-------- Data in this exercise

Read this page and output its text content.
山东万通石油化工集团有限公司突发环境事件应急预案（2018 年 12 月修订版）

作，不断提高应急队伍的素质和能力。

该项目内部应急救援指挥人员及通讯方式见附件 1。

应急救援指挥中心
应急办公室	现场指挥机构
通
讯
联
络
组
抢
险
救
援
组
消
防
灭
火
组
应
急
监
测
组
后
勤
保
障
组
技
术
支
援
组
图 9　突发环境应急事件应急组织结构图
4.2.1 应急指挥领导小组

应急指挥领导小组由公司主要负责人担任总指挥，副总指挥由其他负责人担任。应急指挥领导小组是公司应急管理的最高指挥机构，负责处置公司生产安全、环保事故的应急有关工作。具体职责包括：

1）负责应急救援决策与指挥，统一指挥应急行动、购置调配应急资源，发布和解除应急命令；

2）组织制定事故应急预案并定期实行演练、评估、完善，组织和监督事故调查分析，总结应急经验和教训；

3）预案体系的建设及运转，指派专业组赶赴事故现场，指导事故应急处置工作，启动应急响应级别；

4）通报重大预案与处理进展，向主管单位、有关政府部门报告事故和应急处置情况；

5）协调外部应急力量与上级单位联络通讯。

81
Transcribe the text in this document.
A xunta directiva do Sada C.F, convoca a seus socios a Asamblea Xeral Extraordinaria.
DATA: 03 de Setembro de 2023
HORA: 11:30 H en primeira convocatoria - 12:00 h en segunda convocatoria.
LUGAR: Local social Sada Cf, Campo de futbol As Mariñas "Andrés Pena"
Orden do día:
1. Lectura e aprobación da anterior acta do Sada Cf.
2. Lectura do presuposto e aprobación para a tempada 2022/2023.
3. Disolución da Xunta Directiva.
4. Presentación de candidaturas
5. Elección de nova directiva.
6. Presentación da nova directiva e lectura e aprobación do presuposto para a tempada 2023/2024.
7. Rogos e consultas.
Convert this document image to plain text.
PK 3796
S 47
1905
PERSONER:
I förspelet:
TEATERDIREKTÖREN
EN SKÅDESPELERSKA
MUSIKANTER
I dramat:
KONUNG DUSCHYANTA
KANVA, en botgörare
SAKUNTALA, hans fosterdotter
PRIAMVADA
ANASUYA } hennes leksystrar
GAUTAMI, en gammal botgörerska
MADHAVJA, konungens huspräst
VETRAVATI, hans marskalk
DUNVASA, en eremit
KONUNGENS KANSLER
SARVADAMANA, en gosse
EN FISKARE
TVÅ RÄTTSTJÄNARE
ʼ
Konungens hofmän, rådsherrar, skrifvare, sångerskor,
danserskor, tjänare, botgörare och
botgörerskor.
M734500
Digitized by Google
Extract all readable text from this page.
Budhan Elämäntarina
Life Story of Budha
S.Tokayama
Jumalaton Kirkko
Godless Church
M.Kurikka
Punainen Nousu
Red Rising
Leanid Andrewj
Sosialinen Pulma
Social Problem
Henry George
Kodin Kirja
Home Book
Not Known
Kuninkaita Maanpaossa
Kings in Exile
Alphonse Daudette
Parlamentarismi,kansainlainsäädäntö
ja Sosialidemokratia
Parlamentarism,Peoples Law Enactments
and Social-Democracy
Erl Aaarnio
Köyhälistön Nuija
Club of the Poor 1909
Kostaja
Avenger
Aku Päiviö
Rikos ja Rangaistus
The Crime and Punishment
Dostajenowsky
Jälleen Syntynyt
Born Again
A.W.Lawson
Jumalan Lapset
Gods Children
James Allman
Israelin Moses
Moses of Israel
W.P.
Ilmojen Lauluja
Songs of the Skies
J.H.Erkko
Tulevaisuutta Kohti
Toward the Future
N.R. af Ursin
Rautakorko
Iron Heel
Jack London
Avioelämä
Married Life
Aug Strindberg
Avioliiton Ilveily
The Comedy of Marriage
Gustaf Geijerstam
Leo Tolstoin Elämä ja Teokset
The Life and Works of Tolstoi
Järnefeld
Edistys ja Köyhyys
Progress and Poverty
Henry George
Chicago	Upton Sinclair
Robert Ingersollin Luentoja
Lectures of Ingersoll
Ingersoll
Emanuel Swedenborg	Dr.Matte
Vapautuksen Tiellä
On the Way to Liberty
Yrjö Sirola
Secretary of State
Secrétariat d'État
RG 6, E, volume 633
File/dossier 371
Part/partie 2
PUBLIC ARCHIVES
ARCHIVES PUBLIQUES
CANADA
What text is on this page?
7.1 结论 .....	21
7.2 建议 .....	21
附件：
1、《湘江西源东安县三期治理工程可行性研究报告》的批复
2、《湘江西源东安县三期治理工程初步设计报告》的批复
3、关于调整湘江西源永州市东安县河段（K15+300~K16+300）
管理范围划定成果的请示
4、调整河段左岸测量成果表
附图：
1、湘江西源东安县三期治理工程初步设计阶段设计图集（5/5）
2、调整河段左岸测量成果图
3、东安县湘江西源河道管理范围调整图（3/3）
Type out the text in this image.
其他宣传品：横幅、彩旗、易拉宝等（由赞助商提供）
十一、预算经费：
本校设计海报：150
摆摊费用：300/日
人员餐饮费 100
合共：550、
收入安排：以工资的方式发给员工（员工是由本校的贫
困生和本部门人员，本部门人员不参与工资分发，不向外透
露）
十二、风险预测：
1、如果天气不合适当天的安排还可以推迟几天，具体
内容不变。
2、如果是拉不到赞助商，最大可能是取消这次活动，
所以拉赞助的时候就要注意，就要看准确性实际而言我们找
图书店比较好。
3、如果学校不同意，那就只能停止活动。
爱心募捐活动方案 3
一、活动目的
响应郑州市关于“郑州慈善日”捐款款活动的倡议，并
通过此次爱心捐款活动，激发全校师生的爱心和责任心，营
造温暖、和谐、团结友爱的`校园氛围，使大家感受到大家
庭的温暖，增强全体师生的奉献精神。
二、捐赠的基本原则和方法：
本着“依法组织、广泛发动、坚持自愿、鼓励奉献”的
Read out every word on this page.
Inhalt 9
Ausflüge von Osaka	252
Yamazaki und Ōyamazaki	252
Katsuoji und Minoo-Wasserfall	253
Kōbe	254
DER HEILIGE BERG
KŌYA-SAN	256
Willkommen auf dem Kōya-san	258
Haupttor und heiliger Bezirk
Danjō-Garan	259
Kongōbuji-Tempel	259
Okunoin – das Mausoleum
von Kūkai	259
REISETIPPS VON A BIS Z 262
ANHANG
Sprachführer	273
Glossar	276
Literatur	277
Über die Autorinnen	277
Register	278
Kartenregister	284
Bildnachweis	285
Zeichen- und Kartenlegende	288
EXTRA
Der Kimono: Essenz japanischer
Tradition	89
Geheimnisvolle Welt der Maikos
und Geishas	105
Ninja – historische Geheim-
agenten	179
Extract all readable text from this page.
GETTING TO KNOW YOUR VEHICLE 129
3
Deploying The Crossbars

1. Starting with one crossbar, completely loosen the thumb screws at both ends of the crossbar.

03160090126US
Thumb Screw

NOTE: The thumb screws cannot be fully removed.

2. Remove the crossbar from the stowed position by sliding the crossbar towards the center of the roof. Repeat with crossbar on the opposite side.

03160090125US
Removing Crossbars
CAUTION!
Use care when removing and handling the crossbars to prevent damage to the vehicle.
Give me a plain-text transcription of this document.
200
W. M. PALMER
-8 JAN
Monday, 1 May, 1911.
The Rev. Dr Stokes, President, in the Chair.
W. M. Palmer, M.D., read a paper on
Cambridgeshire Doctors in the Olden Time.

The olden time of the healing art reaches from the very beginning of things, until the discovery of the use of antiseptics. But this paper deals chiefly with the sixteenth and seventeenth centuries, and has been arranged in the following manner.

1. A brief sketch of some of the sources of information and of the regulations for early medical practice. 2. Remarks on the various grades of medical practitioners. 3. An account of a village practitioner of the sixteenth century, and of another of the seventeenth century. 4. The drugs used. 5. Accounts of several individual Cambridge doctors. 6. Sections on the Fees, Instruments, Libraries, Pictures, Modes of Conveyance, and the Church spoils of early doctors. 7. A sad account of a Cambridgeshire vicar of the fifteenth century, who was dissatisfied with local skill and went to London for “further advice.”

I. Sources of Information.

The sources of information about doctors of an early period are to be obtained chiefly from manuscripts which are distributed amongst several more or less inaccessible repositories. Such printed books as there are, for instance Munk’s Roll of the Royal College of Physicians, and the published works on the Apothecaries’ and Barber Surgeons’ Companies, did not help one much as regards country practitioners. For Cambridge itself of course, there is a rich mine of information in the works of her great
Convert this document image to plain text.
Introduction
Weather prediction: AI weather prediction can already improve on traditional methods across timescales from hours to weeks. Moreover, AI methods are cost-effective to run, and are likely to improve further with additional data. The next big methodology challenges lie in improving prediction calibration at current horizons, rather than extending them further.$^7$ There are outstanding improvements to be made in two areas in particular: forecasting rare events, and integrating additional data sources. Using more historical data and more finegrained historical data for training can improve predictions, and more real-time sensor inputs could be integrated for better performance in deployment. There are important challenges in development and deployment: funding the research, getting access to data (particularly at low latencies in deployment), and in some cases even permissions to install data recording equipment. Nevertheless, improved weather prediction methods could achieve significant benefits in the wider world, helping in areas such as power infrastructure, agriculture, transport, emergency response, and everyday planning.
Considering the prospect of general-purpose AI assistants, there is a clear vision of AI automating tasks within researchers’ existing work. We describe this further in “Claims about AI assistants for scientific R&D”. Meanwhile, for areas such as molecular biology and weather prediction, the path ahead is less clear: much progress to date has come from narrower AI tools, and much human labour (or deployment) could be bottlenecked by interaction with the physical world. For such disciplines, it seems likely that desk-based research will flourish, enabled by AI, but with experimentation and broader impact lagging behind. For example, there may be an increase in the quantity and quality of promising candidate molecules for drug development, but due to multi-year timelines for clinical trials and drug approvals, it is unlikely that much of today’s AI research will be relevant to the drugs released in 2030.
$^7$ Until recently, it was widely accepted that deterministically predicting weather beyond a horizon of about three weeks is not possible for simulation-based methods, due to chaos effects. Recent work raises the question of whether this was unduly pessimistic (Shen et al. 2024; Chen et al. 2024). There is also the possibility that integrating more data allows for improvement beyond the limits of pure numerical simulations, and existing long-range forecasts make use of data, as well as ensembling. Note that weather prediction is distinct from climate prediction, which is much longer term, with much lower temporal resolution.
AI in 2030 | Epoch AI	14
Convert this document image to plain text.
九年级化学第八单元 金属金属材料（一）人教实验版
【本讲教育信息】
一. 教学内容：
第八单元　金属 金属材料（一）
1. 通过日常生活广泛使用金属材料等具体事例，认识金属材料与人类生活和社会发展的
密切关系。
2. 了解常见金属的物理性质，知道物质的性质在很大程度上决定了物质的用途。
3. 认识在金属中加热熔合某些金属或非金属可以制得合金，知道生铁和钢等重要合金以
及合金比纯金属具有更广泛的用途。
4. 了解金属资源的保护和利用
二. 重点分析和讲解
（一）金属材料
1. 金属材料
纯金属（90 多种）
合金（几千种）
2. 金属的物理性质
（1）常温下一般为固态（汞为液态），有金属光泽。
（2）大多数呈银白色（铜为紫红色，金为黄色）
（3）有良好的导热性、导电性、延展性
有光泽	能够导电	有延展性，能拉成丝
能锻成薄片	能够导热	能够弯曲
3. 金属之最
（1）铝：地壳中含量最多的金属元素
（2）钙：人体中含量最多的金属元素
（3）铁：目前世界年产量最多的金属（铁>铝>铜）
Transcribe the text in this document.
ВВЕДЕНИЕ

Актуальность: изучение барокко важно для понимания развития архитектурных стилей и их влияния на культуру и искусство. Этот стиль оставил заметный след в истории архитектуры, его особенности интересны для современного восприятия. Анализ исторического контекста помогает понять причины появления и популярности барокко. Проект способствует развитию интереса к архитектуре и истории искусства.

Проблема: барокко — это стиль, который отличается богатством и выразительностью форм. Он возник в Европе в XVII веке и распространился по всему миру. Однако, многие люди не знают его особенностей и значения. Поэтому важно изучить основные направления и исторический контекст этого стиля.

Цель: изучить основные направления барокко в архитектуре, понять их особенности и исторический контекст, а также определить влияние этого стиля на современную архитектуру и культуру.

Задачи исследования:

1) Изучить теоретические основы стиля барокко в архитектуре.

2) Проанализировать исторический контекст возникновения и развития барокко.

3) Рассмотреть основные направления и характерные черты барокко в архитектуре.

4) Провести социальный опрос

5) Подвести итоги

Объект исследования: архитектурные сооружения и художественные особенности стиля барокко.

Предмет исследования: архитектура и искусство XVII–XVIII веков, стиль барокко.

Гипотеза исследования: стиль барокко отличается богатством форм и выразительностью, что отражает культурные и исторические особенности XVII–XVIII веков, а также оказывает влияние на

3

----------------

**Exercise requirements:** Within the listing above, find every line containing the string "Cambridgeshire" and return it.

**Solution to the exercise:**
Cambridgeshire Doctors in the Olden Time.
1. A brief sketch of some of the sources of information and of the regulations for early medical practice. 2. Remarks on the various grades of medical practitioners. 3. An account of a village practitioner of the sixteenth century, and of another of the seventeenth century. 4. The drugs used. 5. Accounts of several individual Cambridge doctors. 6. Sections on the Fees, Instruments, Libraries, Pictures, Modes of Conveyance, and the Church spoils of early doctors. 7. A sad account of a Cambridgeshire vicar of the fifteenth century, who was dissatisfied with local skill and went to London for “further advice.”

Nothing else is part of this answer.